Output every entry exactly, from the first line to the last.

★ ★ ★ ★ ★ ★ ★

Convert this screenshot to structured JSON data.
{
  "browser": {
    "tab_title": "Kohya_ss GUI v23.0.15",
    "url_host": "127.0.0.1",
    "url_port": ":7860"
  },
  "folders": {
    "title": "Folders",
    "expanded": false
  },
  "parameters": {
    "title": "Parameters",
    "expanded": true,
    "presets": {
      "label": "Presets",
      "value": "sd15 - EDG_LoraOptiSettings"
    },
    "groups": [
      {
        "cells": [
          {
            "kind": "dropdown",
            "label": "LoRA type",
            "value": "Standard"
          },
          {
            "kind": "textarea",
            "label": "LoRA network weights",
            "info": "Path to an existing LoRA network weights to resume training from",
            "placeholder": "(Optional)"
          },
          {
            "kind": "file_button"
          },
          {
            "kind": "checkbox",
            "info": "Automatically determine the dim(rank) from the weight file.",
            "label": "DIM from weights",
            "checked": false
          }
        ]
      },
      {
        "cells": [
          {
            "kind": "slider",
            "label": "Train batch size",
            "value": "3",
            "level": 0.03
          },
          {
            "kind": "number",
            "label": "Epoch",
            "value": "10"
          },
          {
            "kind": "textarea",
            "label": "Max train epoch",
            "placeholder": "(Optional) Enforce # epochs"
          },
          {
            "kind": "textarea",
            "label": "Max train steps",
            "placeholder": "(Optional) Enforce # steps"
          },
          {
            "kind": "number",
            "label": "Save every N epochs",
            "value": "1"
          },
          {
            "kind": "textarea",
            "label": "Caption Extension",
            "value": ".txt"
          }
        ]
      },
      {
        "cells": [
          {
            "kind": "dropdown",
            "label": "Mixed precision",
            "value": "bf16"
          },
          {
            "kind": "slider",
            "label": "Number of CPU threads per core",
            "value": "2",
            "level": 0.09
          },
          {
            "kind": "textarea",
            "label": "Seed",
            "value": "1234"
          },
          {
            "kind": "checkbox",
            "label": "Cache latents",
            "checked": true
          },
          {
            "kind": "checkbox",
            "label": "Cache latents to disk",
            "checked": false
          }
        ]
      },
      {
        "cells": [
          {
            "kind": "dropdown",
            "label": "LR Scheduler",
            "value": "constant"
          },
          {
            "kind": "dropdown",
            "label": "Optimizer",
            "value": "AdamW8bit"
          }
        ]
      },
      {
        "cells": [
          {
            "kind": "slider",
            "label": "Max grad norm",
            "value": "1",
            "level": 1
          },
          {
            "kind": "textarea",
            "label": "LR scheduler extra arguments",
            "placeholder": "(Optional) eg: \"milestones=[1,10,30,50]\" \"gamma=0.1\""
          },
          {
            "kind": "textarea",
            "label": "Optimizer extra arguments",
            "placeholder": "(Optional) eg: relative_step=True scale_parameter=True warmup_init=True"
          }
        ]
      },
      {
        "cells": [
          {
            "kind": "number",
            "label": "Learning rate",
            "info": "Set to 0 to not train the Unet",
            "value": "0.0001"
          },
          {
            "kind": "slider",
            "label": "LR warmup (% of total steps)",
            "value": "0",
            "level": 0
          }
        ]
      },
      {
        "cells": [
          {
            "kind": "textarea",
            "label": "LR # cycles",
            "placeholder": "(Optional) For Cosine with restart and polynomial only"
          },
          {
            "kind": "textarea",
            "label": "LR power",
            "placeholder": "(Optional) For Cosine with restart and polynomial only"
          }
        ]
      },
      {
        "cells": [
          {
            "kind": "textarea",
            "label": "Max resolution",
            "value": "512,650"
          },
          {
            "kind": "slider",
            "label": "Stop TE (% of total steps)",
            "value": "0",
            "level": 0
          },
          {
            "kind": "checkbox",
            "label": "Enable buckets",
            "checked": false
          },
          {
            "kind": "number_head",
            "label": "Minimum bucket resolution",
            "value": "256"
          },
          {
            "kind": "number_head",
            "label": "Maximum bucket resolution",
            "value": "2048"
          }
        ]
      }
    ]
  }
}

★ ★ ★ ★ ★ ★ ★

- **Finished answer**
Convert this screenshot to structured JSON data.
{
  "browser": {
    "tab_title": "Kohya_ss GUI v23.0.15",
    "url_host": "127.0.0.1",
    "url_port": ":7860"
  },
  "folders": {
    "title": "Folders",
    "expanded": false
  },
  "parameters": {
    "title": "Parameters",
    "expanded": true,
    "presets": {
      "label": "Presets",
      "value": "sd15 - EDG_LoraOptiSettings"
    },
    "groups": [
      {
        "cells": [
          {
            "kind": "dropdown",
            "label": "LoRA type",
            "value": "Standard"
          },
          {
            "kind": "textarea",
            "label": "LoRA network weights",
            "info": "Path to an existing LoRA network weights to resume training from",
            "placeholder": "(Optional)"
          },
          {
            "kind": "file_button"
          },
          {
            "kind": "checkbox",
            "info": "Automatically determine the dim(rank) from the weight file.",
            "label": "DIM from weights",
            "checked": false
          }
        ]
      },
      {
        "cells": [
          {
            "kind": "slider",
            "label": "Train batch size",
            "value": "3",
            "level": 0.03
          },
          {
            "kind": "number",
            "label": "Epoch",
            "value": "10"
          },
          {
            "kind": "textarea",
            "label": "Max train epoch",
            "placeholder": "(Optional) Enforce # epochs"
          },
          {
            "kind": "textarea",
            "label": "Max train steps",
            "placeholder": "(Optional) Enforce # steps"
          },
          {
            "kind": "number",
            "label": "Save every N epochs",
            "value": "1"
          },
          {
            "kind": "textarea",
            "label": "Caption Extension",
            "value": ".txt"
          }
        ]
      },
      {
        "cells": [
          {
            "kind": "dropdown",
            "label": "Mixed precision",
            "value": "bf16"
          },
          {
            "kind": "slider",
            "label": "Number of CPU threads per core",
            "value": "2",
            "level": 0.09
          },
          {
            "kind": "textarea",
            "label": "Seed",
            "value": "1234"
          },
          {
            "kind": "checkbox",
            "label": "Cache latents",
            "checked": true
          },
          {
            "kind": "checkbox",
            "label": "Cache latents to disk",
            "checked": false
          }
        ]
      },
      {
        "cells": [
          {
            "kind": "dropdown",
            "label": "LR Scheduler",
            "value": "constant"
          },
          {
            "kind": "dropdown",
            "label": "Optimizer",
            "value": "AdamW8bit"
          }
        ]
      },
      {
        "cells": [
          {
            "kind": "slider",
            "label": "Max grad norm",
            "value": "1",
            "level": 1
          },
          {
            "kind": "textarea",
            "label": "LR scheduler extra arguments",
            "placeholder": "(Optional) eg: \"milestones=[1,10,30,50]\" \"gamma=0.1\""
          },
          {
            "kind": "textarea",
            "label": "Optimizer extra arguments",
            "placeholder": "(Optional) eg: relative_step=True scale_parameter=True warmup_init=True"
          }
        ]
      },
      {
        "cells": [
          {
            "kind": "number",
            "label": "Learning rate",
            "info": "Set to 0 to not train the Unet",
            "value": "0.0001"
          },
          {
            "kind": "slider",
            "label": "LR warmup (% of total steps)",
            "value": "0",
            "level": 0
          }
        ]
      },
      {
        "cells": [
          {
            "kind": "textarea",
            "label": "LR # cycles",
            "placeholder": "(Optional) For Cosine with restart and polynomial only"
          },
          {
            "kind": "textarea",
            "label": "LR power",
            "placeholder": "(Optional) For Cosine with restart and polynomial only"
          }
        ]
      },
      {
        "cells": [
          {
            "kind": "textarea",
            "label": "Max resolution",
            "value": "512,650"
          },
          {
            "kind": "slider",
            "label": "Stop TE (% of total steps)",
            "value": "0",
            "level": 0
          },
          {
            "kind": "checkbox",
            "label": "Enable buckets",
            "checked": false
          },
          {
            "kind": "number_head",
            "label": "Minimum bucket resolution",
            "value": "256"
          },
          {
            "kind": "number_head",
            "label": "Maximum bucket resolution",
            "value": "2048"
          }
        ]
      }
    ]
  }
}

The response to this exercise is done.